• **Stated task**
Give the number of lines in this listing that contain the word "Technology", and nothing else.

********

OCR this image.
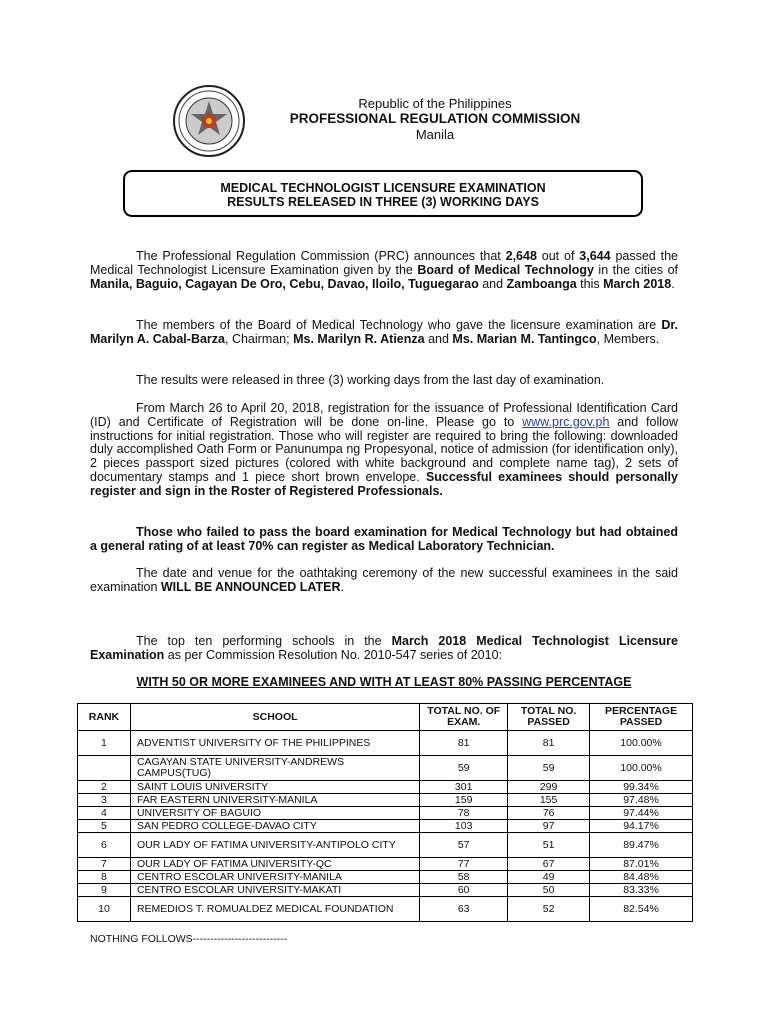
Republic of the Philippines
PROFESSIONAL REGULATION COMMISSION
Manila
MEDICAL TECHNOLOGIST LICENSURE EXAMINATION
RESULTS RELEASED IN THREE (3) WORKING DAYS
The Professional Regulation Commission (PRC) announces that 2,648 out of 3,644 passed the Medical Technologist Licensure Examination given by the Board of Medical Technology in the cities of Manila, Baguio, Cagayan De Oro, Cebu, Davao, Iloilo, Tuguegarao and Zamboanga this March 2018.
The members of the Board of Medical Technology who gave the licensure examination are Dr. Marilyn A. Cabal-Barza, Chairman; Ms. Marilyn R. Atienza and Ms. Marian M. Tantingco, Members.
The results were released in three (3) working days from the last day of examination.
From March 26 to April 20, 2018, registration for the issuance of Professional Identification Card (ID) and Certificate of Registration will be done on-line. Please go to www.prc.gov.ph and follow instructions for initial registration. Those who will register are required to bring the following: downloaded duly accomplished Oath Form or Panunumpa ng Propesyonal, notice of admission (for identification only), 2 pieces passport sized pictures (colored with white background and complete name tag), 2 sets of documentary stamps and 1 piece short brown envelope. Successful examinees should personally register and sign in the Roster of Registered Professionals.
Those who failed to pass the board examination for Medical Technology but had obtained a general rating of at least 70% can register as Medical Laboratory Technician.
The date and venue for the oathtaking ceremony of the new successful examinees in the said examination WILL BE ANNOUNCED LATER.
The top ten performing schools in the March 2018 Medical Technologist Licensure Examination as per Commission Resolution No. 2010-547 series of 2010:
WITH 50 OR MORE EXAMINEES AND WITH AT LEAST 80% PASSING PERCENTAGE
RANK	SCHOOL	TOTAL NO. OF EXAM.	TOTAL NO. PASSED	PERCENTAGE PASSED
1	ADVENTIST UNIVERSITY OF THE PHILIPPINES	81	81	100.00%
	CAGAYAN STATE UNIVERSITY-ANDREWS CAMPUS(TUG)	59	59	100.00%
2	SAINT LOUIS UNIVERSITY	301	299	99.34%
3	FAR EASTERN UNIVERSITY-MANILA	159	155	97.48%
4	UNIVERSITY OF BAGUIO	78	76	97.44%
5	SAN PEDRO COLLEGE-DAVAO CITY	103	97	94.17%
6	OUR LADY OF FATIMA UNIVERSITY-ANTIPOLO CITY	57	51	89.47%
7	OUR LADY OF FATIMA UNIVERSITY-QC	77	67	87.01%
8	CENTRO ESCOLAR UNIVERSITY-MANILA	58	49	84.48%
9	CENTRO ESCOLAR UNIVERSITY-MAKATI	60	50	83.33%
10	REMEDIOS T. ROMUALDEZ MEDICAL FOUNDATION	63	52	82.54%
NOTHING FOLLOWS---------------------------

********

• **Written solution**
3